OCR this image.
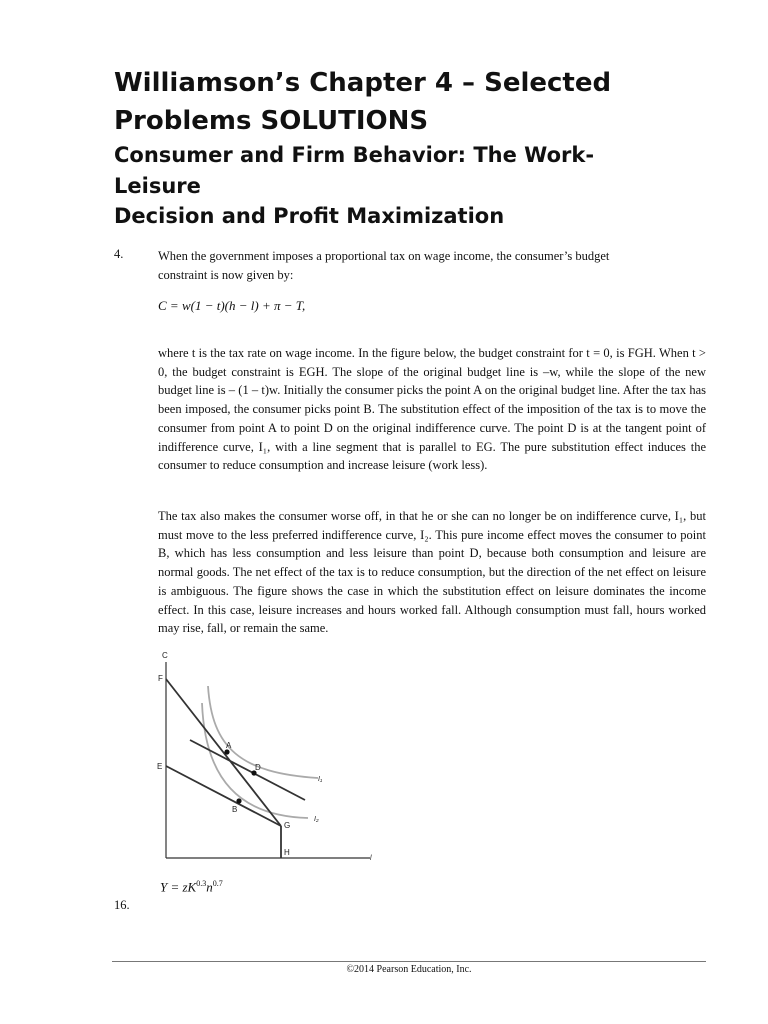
Williamson’s Chapter 4 – Selected
Problems SOLUTIONS
Consumer and Firm Behavior: The Work-
Leisure
Decision and Profit Maximization
4.	When the government imposes a proportional tax on wage income, the consumer’s budget
constraint is now given by:

C = w(1 − t)(h − l) + π − T,

where t is the tax rate on wage income. In the figure below, the budget constraint for t = 0, is FGH. When t > 0, the budget constraint is EGH. The slope of the original budget line is –w, while the slope of the new budget line is – (1 – t)w. Initially the consumer picks the point A on the original budget line. After the tax has been imposed, the consumer picks point B. The substitution effect of the imposition of the tax is to move the consumer from point A to point D on the original indifference curve. The point D is at the tangent point of indifference curve, I₁, with a line segment that is parallel to EG. The pure substitution effect induces the consumer to reduce consumption and increase leisure (work less).

The tax also makes the consumer worse off, in that he or she can no longer be on indifference curve, I₁, but must move to the less preferred indifference curve, I₂. This pure income effect moves the consumer to point B, which has less consumption and less leisure than point D, because both consumption and leisure are normal goods. The net effect of the tax is to reduce consumption, but the direction of the net effect on leisure is ambiguous. The figure shows the case in which the substitution effect on leisure dominates the income effect. In this case, leisure increases and hours worked fall. Although consumption must fall, hours worked may rise, fall, or remain the same.

C
l
F
E
A
D
B
G
H
I₁
I₂
$Y = zK^{0.3}n^{0.7}$
16.
©2014 Pearson Education, Inc.
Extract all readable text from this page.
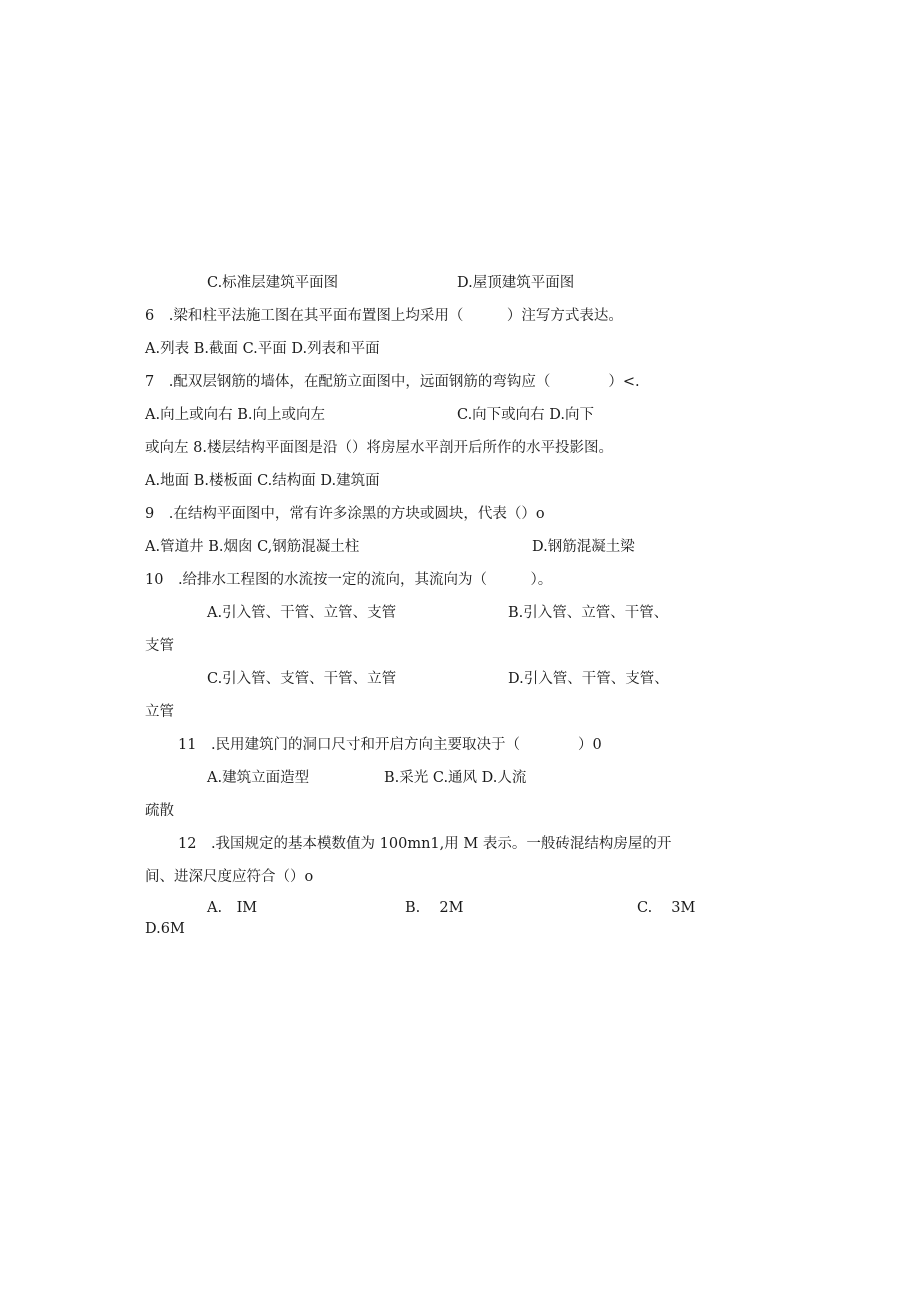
C.标准层建筑平面图	D.屋顶建筑平面图
6　.梁和柱平法施工图在其平面布置图上均采用（　　　）注写方式表达。
A.列表 B.截面 C.平面 D.列表和平面
7　.配双层钢筋的墙体，在配筋立面图中，远面钢筋的弯钩应（　　　　）<.
A.向上或向右 B.向上或向左	C.向下或向右 D.向下
或向左 8.楼层结构平面图是沿（）将房屋水平剖开后所作的水平投影图。
A.地面 B.楼板面 C.结构面 D.建筑面
9　.在结构平面图中，常有许多涂黑的方块或圆块，代表（）o
A.管道井 B.烟囱 C,钢筋混凝土柱	D.钢筋混凝土梁
10　.给排水工程图的水流按一定的流向，其流向为（　　　）。
A.引入管、干管、立管、支管	B.引入管、立管、干管、
支管
C.引入管、支管、干管、立管	D.引入管、干管、支管、
立管
11　.民用建筑门的洞口尺寸和开启方向主要取决于（　　　　）0
A.建筑立面造型	B.采光 C.通风 D.人流
疏散
12　.我国规定的基本模数值为 100mn1,用 M 表示。一般砖混结构房屋的开
间、进深尺度应符合（）o
A.　IM	B.　 2M	C.　 3M
D.6M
= = =
Quote exactly the lines from the one that contains "Extract all readable text from this page." through the end of the listing above, both ends included, leaving out the pictures.

Extract all readable text from this page.
C.标准层建筑平面图	D.屋顶建筑平面图
6　.梁和柱平法施工图在其平面布置图上均采用（　　　）注写方式表达。
A.列表 B.截面 C.平面 D.列表和平面
7　.配双层钢筋的墙体，在配筋立面图中，远面钢筋的弯钩应（　　　　）<.
A.向上或向右 B.向上或向左	C.向下或向右 D.向下
或向左 8.楼层结构平面图是沿（）将房屋水平剖开后所作的水平投影图。
A.地面 B.楼板面 C.结构面 D.建筑面
9　.在结构平面图中，常有许多涂黑的方块或圆块，代表（）o
A.管道井 B.烟囱 C,钢筋混凝土柱	D.钢筋混凝土梁
10　.给排水工程图的水流按一定的流向，其流向为（　　　）。
A.引入管、干管、立管、支管	B.引入管、立管、干管、
支管
C.引入管、支管、干管、立管	D.引入管、干管、支管、
立管
11　.民用建筑门的洞口尺寸和开启方向主要取决于（　　　　）0
A.建筑立面造型	B.采光 C.通风 D.人流
疏散
12　.我国规定的基本模数值为 100mn1,用 M 表示。一般砖混结构房屋的开
间、进深尺度应符合（）o
A.　IM	B.　 2M	C.　 3M
D.6M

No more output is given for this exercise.